**Set problem**
Set down each record exactly as written.

**Task material**

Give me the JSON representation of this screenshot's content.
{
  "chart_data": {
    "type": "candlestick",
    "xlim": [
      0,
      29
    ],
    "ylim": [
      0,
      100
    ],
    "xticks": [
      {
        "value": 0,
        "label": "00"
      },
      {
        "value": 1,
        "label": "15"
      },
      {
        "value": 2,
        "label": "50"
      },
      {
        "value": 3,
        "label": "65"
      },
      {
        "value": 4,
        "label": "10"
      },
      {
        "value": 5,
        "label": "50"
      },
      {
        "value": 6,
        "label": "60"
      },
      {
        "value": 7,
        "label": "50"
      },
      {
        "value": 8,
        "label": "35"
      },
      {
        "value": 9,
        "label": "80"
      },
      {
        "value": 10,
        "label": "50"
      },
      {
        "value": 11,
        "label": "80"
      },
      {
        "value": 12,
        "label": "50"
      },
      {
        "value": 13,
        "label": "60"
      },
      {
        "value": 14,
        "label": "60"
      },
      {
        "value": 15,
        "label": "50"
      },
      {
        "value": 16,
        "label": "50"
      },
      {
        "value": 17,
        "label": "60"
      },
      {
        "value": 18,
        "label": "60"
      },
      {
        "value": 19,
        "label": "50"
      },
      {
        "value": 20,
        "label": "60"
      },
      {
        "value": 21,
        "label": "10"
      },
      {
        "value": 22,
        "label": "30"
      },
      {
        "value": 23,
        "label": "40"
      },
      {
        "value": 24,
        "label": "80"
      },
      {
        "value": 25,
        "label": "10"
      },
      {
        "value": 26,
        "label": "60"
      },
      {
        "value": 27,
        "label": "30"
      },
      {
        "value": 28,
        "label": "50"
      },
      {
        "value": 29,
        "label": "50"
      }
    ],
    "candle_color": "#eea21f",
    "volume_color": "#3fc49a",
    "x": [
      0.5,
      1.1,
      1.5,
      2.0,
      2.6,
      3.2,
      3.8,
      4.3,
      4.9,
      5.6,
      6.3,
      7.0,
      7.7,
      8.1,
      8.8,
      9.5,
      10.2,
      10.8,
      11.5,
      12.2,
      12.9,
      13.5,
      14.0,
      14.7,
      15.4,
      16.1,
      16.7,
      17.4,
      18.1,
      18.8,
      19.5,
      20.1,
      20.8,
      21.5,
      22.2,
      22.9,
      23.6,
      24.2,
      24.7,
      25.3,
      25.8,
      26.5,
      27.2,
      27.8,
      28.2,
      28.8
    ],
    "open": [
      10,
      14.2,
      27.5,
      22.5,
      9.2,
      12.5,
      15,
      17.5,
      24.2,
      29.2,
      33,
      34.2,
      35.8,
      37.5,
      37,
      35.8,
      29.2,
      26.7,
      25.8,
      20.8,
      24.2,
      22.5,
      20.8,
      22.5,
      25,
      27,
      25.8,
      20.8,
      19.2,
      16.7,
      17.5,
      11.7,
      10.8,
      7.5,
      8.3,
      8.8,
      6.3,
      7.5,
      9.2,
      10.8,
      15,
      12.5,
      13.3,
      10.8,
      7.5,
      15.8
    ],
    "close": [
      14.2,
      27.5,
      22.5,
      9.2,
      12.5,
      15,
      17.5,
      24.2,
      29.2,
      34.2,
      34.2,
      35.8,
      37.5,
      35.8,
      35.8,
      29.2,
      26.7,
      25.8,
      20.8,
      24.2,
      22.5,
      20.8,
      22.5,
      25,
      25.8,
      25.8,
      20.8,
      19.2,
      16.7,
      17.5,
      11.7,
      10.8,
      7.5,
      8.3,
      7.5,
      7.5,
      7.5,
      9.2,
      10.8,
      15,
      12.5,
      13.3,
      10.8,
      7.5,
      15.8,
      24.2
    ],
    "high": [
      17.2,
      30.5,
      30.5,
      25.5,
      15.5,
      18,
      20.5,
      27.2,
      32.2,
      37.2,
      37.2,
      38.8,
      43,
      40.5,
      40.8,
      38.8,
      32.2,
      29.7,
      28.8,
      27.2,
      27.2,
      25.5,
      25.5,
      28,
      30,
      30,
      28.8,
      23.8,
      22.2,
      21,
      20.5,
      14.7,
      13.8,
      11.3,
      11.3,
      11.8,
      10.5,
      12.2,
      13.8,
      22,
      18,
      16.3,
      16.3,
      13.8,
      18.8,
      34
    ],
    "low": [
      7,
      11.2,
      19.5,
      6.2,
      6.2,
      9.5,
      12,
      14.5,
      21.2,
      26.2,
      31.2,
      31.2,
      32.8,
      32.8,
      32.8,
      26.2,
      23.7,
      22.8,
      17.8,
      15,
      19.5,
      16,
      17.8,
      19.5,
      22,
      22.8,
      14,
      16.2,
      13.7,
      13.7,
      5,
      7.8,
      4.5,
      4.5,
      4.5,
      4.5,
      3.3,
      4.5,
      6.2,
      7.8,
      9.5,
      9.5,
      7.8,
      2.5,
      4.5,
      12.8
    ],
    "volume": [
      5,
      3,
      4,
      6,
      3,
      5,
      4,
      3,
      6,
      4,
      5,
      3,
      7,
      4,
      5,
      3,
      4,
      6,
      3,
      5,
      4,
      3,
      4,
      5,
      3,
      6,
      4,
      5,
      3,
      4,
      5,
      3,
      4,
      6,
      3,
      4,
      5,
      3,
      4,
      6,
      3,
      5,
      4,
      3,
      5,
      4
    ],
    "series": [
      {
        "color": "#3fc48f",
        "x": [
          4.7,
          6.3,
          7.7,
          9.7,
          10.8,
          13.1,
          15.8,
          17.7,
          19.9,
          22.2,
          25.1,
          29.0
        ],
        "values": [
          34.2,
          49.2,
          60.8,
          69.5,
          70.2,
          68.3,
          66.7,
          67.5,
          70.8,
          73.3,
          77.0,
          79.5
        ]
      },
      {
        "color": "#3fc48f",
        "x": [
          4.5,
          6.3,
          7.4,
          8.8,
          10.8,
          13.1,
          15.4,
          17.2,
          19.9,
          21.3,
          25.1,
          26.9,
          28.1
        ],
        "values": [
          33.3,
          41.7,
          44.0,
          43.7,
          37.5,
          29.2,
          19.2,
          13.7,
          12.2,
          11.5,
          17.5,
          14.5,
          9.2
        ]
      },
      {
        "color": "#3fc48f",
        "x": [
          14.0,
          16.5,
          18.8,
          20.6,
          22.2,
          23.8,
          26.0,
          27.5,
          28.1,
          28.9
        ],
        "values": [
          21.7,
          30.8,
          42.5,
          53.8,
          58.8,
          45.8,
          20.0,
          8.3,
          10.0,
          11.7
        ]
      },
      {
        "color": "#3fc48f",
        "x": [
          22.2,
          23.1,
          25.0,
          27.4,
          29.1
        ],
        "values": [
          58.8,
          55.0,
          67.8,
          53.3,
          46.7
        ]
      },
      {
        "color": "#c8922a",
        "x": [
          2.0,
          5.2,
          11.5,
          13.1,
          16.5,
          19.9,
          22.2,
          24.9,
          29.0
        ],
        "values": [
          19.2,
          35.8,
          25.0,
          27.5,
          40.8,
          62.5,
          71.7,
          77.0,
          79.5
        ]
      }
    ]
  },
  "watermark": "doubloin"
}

**Solution to this task**
Give me the JSON representation of this screenshot's content.
{
  "chart_data": {
    "type": "candlestick",
    "xlim": [
      0,
      29
    ],
    "ylim": [
      0,
      100
    ],
    "xticks": [
      {
        "value": 0,
        "label": "00"
      },
      {
        "value": 1,
        "label": "15"
      },
      {
        "value": 2,
        "label": "50"
      },
      {
        "value": 3,
        "label": "65"
      },
      {
        "value": 4,
        "label": "10"
      },
      {
        "value": 5,
        "label": "50"
      },
      {
        "value": 6,
        "label": "60"
      },
      {
        "value": 7,
        "label": "50"
      },
      {
        "value": 8,
        "label": "35"
      },
      {
        "value": 9,
        "label": "80"
      },
      {
        "value": 10,
        "label": "50"
      },
      {
        "value": 11,
        "label": "80"
      },
      {
        "value": 12,
        "label": "50"
      },
      {
        "value": 13,
        "label": "60"
      },
      {
        "value": 14,
        "label": "60"
      },
      {
        "value": 15,
        "label": "50"
      },
      {
        "value": 16,
        "label": "50"
      },
      {
        "value": 17,
        "label": "60"
      },
      {
        "value": 18,
        "label": "60"
      },
      {
        "value": 19,
        "label": "50"
      },
      {
        "value": 20,
        "label": "60"
      },
      {
        "value": 21,
        "label": "10"
      },
      {
        "value": 22,
        "label": "30"
      },
      {
        "value": 23,
        "label": "40"
      },
      {
        "value": 24,
        "label": "80"
      },
      {
        "value": 25,
        "label": "10"
      },
      {
        "value": 26,
        "label": "60"
      },
      {
        "value": 27,
        "label": "30"
      },
      {
        "value": 28,
        "label": "50"
      },
      {
        "value": 29,
        "label": "50"
      }
    ],
    "candle_color": "#eea21f",
    "volume_color": "#3fc49a",
    "x": [
      0.5,
      1.1,
      1.5,
      2.0,
      2.6,
      3.2,
      3.8,
      4.3,
      4.9,
      5.6,
      6.3,
      7.0,
      7.7,
      8.1,
      8.8,
      9.5,
      10.2,
      10.8,
      11.5,
      12.2,
      12.9,
      13.5,
      14.0,
      14.7,
      15.4,
      16.1,
      16.7,
      17.4,
      18.1,
      18.8,
      19.5,
      20.1,
      20.8,
      21.5,
      22.2,
      22.9,
      23.6,
      24.2,
      24.7,
      25.3,
      25.8,
      26.5,
      27.2,
      27.8,
      28.2,
      28.8
    ],
    "open": [
      10,
      14.2,
      27.5,
      22.5,
      9.2,
      12.5,
      15,
      17.5,
      24.2,
      29.2,
      33,
      34.2,
      35.8,
      37.5,
      37,
      35.8,
      29.2,
      26.7,
      25.8,
      20.8,
      24.2,
      22.5,
      20.8,
      22.5,
      25,
      27,
      25.8,
      20.8,
      19.2,
      16.7,
      17.5,
      11.7,
      10.8,
      7.5,
      8.3,
      8.8,
      6.3,
      7.5,
      9.2,
      10.8,
      15,
      12.5,
      13.3,
      10.8,
      7.5,
      15.8
    ],
    "close": [
      14.2,
      27.5,
      22.5,
      9.2,
      12.5,
      15,
      17.5,
      24.2,
      29.2,
      34.2,
      34.2,
      35.8,
      37.5,
      35.8,
      35.8,
      29.2,
      26.7,
      25.8,
      20.8,
      24.2,
      22.5,
      20.8,
      22.5,
      25,
      25.8,
      25.8,
      20.8,
      19.2,
      16.7,
      17.5,
      11.7,
      10.8,
      7.5,
      8.3,
      7.5,
      7.5,
      7.5,
      9.2,
      10.8,
      15,
      12.5,
      13.3,
      10.8,
      7.5,
      15.8,
      24.2
    ],
    "high": [
      17.2,
      30.5,
      30.5,
      25.5,
      15.5,
      18,
      20.5,
      27.2,
      32.2,
      37.2,
      37.2,
      38.8,
      43,
      40.5,
      40.8,
      38.8,
      32.2,
      29.7,
      28.8,
      27.2,
      27.2,
      25.5,
      25.5,
      28,
      30,
      30,
      28.8,
      23.8,
      22.2,
      21,
      20.5,
      14.7,
      13.8,
      11.3,
      11.3,
      11.8,
      10.5,
      12.2,
      13.8,
      22,
      18,
      16.3,
      16.3,
      13.8,
      18.8,
      34
    ],
    "low": [
      7,
      11.2,
      19.5,
      6.2,
      6.2,
      9.5,
      12,
      14.5,
      21.2,
      26.2,
      31.2,
      31.2,
      32.8,
      32.8,
      32.8,
      26.2,
      23.7,
      22.8,
      17.8,
      15,
      19.5,
      16,
      17.8,
      19.5,
      22,
      22.8,
      14,
      16.2,
      13.7,
      13.7,
      5,
      7.8,
      4.5,
      4.5,
      4.5,
      4.5,
      3.3,
      4.5,
      6.2,
      7.8,
      9.5,
      9.5,
      7.8,
      2.5,
      4.5,
      12.8
    ],
    "volume": [
      5,
      3,
      4,
      6,
      3,
      5,
      4,
      3,
      6,
      4,
      5,
      3,
      7,
      4,
      5,
      3,
      4,
      6,
      3,
      5,
      4,
      3,
      4,
      5,
      3,
      6,
      4,
      5,
      3,
      4,
      5,
      3,
      4,
      6,
      3,
      4,
      5,
      3,
      4,
      6,
      3,
      5,
      4,
      3,
      5,
      4
    ],
    "series": [
      {
        "color": "#3fc48f",
        "x": [
          4.7,
          6.3,
          7.7,
          9.7,
          10.8,
          13.1,
          15.8,
          17.7,
          19.9,
          22.2,
          25.1,
          29.0
        ],
        "values": [
          34.2,
          49.2,
          60.8,
          69.5,
          70.2,
          68.3,
          66.7,
          67.5,
          70.8,
          73.3,
          77.0,
          79.5
        ]
      },
      {
        "color": "#3fc48f",
        "x": [
          4.5,
          6.3,
          7.4,
          8.8,
          10.8,
          13.1,
          15.4,
          17.2,
          19.9,
          21.3,
          25.1,
          26.9,
          28.1
        ],
        "values": [
          33.3,
          41.7,
          44.0,
          43.7,
          37.5,
          29.2,
          19.2,
          13.7,
          12.2,
          11.5,
          17.5,
          14.5,
          9.2
        ]
      },
      {
        "color": "#3fc48f",
        "x": [
          14.0,
          16.5,
          18.8,
          20.6,
          22.2,
          23.8,
          26.0,
          27.5,
          28.1,
          28.9
        ],
        "values": [
          21.7,
          30.8,
          42.5,
          53.8,
          58.8,
          45.8,
          20.0,
          8.3,
          10.0,
          11.7
        ]
      },
      {
        "color": "#3fc48f",
        "x": [
          22.2,
          23.1,
          25.0,
          27.4,
          29.1
        ],
        "values": [
          58.8,
          55.0,
          67.8,
          53.3,
          46.7
        ]
      },
      {
        "color": "#c8922a",
        "x": [
          2.0,
          5.2,
          11.5,
          13.1,
          16.5,
          19.9,
          22.2,
          24.9,
          29.0
        ],
        "values": [
          19.2,
          35.8,
          25.0,
          27.5,
          40.8,
          62.5,
          71.7,
          77.0,
          79.5
        ]
      }
    ]
  },
  "watermark": "doubloin"
}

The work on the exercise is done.